Do this: Reproduce the full listing below unchanged, apart from the pictures.

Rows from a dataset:
━━━━

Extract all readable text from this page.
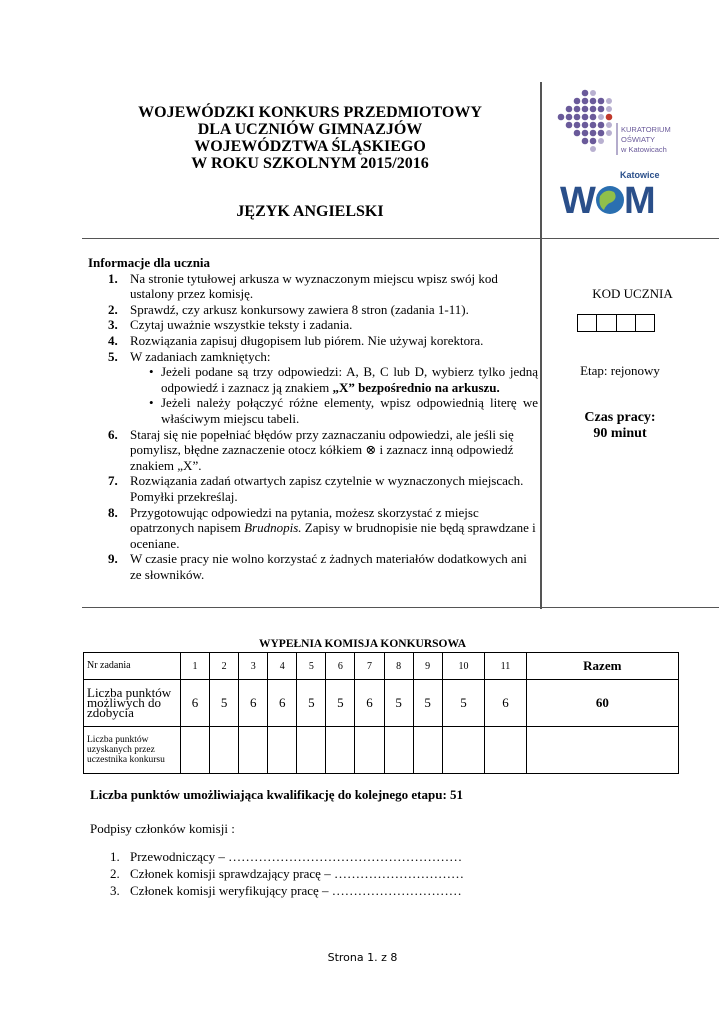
WOJEWÓDZKI KONKURS PRZEDMIOTOWY
DLA UCZNIÓW GIMNAZJÓW
WOJEWÓDZTWA ŚLĄSKIEGO
W ROKU SZKOLNYM 2015/2016
JĘZYK ANGIELSKI
KURATORIUM
OŚWIATY
w Katowicach
Katowice
W M
Informacje dla ucznia
1. Na stronie tytułowej arkusza w wyznaczonym miejscu wpisz swój kod ustalony przez komisję.
2. Sprawdź, czy arkusz konkursowy zawiera 8 stron (zadania 1-11).
3. Czytaj uważnie wszystkie teksty i zadania.
4. Rozwiązania zapisuj długopisem lub piórem. Nie używaj korektora.
5. W zadaniach zamkniętych:
• Jeżeli podane są trzy odpowiedzi: A, B, C lub D, wybierz tylko jedną odpowiedź i zaznacz ją znakiem „X” bezpośrednio na arkuszu.
• Jeżeli należy połączyć różne elementy, wpisz odpowiednią literę we właściwym miejscu tabeli.
6. Staraj się nie popełniać błędów przy zaznaczaniu odpowiedzi, ale jeśli się pomylisz, błędne zaznaczenie otocz kółkiem ⊗ i zaznacz inną odpowiedź znakiem „X”.
7. Rozwiązania zadań otwartych zapisz czytelnie w wyznaczonych miejscach. Pomyłki przekreślaj.
8. Przygotowując odpowiedzi na pytania, możesz skorzystać z miejsc opatrzonych napisem Brudnopis. Zapisy w brudnopisie nie będą sprawdzane i oceniane.
9. W czasie pracy nie wolno korzystać z żadnych materiałów dodatkowych ani ze słowników.
KOD UCZNIA
Etap: rejonowy
Czas pracy:
90 minut
WYPEŁNIA KOMISJA KONKURSOWA
Nr zadania	1	2	3	4	5	6	7	8	9	10	11	Razem
Liczba punktów możliwych do zdobycia	6	5	6	6	5	5	6	5	5	5	6	60
Liczba punktów uzyskanych przez uczestnika konkursu												
Liczba punktów umożliwiająca kwalifikację do kolejnego etapu: 51
Podpisy członków komisji :
1. Przewodniczący – ………………………………………………
2. Członek komisji sprawdzający pracę – …………………………
3. Członek komisji weryfikujący pracę – …………………………
Strona 1. z 8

━━━━

Output below:
Extract all readable text from this page.
WOJEWÓDZKI KONKURS PRZEDMIOTOWY
DLA UCZNIÓW GIMNAZJÓW
WOJEWÓDZTWA ŚLĄSKIEGO
W ROKU SZKOLNYM 2015/2016
JĘZYK ANGIELSKI
KURATORIUM
OŚWIATY
w Katowicach
Katowice
W M
Informacje dla ucznia
1. Na stronie tytułowej arkusza w wyznaczonym miejscu wpisz swój kod ustalony przez komisję.
2. Sprawdź, czy arkusz konkursowy zawiera 8 stron (zadania 1-11).
3. Czytaj uważnie wszystkie teksty i zadania.
4. Rozwiązania zapisuj długopisem lub piórem. Nie używaj korektora.
5. W zadaniach zamkniętych:
• Jeżeli podane są trzy odpowiedzi: A, B, C lub D, wybierz tylko jedną odpowiedź i zaznacz ją znakiem „X” bezpośrednio na arkuszu.
• Jeżeli należy połączyć różne elementy, wpisz odpowiednią literę we właściwym miejscu tabeli.
6. Staraj się nie popełniać błędów przy zaznaczaniu odpowiedzi, ale jeśli się pomylisz, błędne zaznaczenie otocz kółkiem ⊗ i zaznacz inną odpowiedź znakiem „X”.
7. Rozwiązania zadań otwartych zapisz czytelnie w wyznaczonych miejscach. Pomyłki przekreślaj.
8. Przygotowując odpowiedzi na pytania, możesz skorzystać z miejsc opatrzonych napisem Brudnopis. Zapisy w brudnopisie nie będą sprawdzane i oceniane.
9. W czasie pracy nie wolno korzystać z żadnych materiałów dodatkowych ani ze słowników.
KOD UCZNIA
Etap: rejonowy
Czas pracy:
90 minut
WYPEŁNIA KOMISJA KONKURSOWA
Nr zadania	1	2	3	4	5	6	7	8	9	10	11	Razem
Liczba punktów możliwych do zdobycia	6	5	6	6	5	5	6	5	5	5	6	60
Liczba punktów uzyskanych przez uczestnika konkursu												
Liczba punktów umożliwiająca kwalifikację do kolejnego etapu: 51
Podpisy członków komisji :
1. Przewodniczący – ………………………………………………
2. Członek komisji sprawdzający pracę – …………………………
3. Członek komisji weryfikujący pracę – …………………………
Strona 1. z 8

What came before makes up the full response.